Emit the entire listing verbatim.

..........

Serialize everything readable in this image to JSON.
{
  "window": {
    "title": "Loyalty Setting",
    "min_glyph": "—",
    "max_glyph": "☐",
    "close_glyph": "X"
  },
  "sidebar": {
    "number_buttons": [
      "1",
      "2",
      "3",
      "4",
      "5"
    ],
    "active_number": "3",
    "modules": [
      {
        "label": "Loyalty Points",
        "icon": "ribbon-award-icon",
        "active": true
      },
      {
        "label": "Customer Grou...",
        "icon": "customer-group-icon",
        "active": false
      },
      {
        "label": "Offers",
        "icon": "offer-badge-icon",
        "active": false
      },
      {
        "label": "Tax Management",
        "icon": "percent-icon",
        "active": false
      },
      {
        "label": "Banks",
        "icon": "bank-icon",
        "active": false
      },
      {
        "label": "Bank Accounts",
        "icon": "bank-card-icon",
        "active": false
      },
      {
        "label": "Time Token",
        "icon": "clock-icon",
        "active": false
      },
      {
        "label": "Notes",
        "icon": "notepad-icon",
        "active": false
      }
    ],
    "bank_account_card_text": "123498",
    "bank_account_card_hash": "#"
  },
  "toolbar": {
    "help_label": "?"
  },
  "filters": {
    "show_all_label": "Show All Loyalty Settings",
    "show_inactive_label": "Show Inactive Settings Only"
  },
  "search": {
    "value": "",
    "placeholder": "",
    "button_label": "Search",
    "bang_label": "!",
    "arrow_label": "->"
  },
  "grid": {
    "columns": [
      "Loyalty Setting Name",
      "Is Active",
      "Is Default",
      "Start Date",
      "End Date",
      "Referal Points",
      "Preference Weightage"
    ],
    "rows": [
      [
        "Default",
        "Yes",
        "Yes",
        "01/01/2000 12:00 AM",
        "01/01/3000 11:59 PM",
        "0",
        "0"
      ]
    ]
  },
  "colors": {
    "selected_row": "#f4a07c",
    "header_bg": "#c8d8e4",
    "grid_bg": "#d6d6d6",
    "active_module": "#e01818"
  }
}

..........

• [THE SOLUTION]
Serialize everything readable in this image to JSON.
{
  "window": {
    "title": "Loyalty Setting",
    "min_glyph": "—",
    "max_glyph": "☐",
    "close_glyph": "X"
  },
  "sidebar": {
    "number_buttons": [
      "1",
      "2",
      "3",
      "4",
      "5"
    ],
    "active_number": "3",
    "modules": [
      {
        "label": "Loyalty Points",
        "icon": "ribbon-award-icon",
        "active": true
      },
      {
        "label": "Customer Grou...",
        "icon": "customer-group-icon",
        "active": false
      },
      {
        "label": "Offers",
        "icon": "offer-badge-icon",
        "active": false
      },
      {
        "label": "Tax Management",
        "icon": "percent-icon",
        "active": false
      },
      {
        "label": "Banks",
        "icon": "bank-icon",
        "active": false
      },
      {
        "label": "Bank Accounts",
        "icon": "bank-card-icon",
        "active": false
      },
      {
        "label": "Time Token",
        "icon": "clock-icon",
        "active": false
      },
      {
        "label": "Notes",
        "icon": "notepad-icon",
        "active": false
      }
    ],
    "bank_account_card_text": "123498",
    "bank_account_card_hash": "#"
  },
  "toolbar": {
    "help_label": "?"
  },
  "filters": {
    "show_all_label": "Show All Loyalty Settings",
    "show_inactive_label": "Show Inactive Settings Only"
  },
  "search": {
    "value": "",
    "placeholder": "",
    "button_label": "Search",
    "bang_label": "!",
    "arrow_label": "->"
  },
  "grid": {
    "columns": [
      "Loyalty Setting Name",
      "Is Active",
      "Is Default",
      "Start Date",
      "End Date",
      "Referal Points",
      "Preference Weightage"
    ],
    "rows": [
      [
        "Default",
        "Yes",
        "Yes",
        "01/01/2000 12:00 AM",
        "01/01/3000 11:59 PM",
        "0",
        "0"
      ]
    ]
  },
  "colors": {
    "selected_row": "#f4a07c",
    "header_bg": "#c8d8e4",
    "grid_bg": "#d6d6d6",
    "active_module": "#e01818"
  }
}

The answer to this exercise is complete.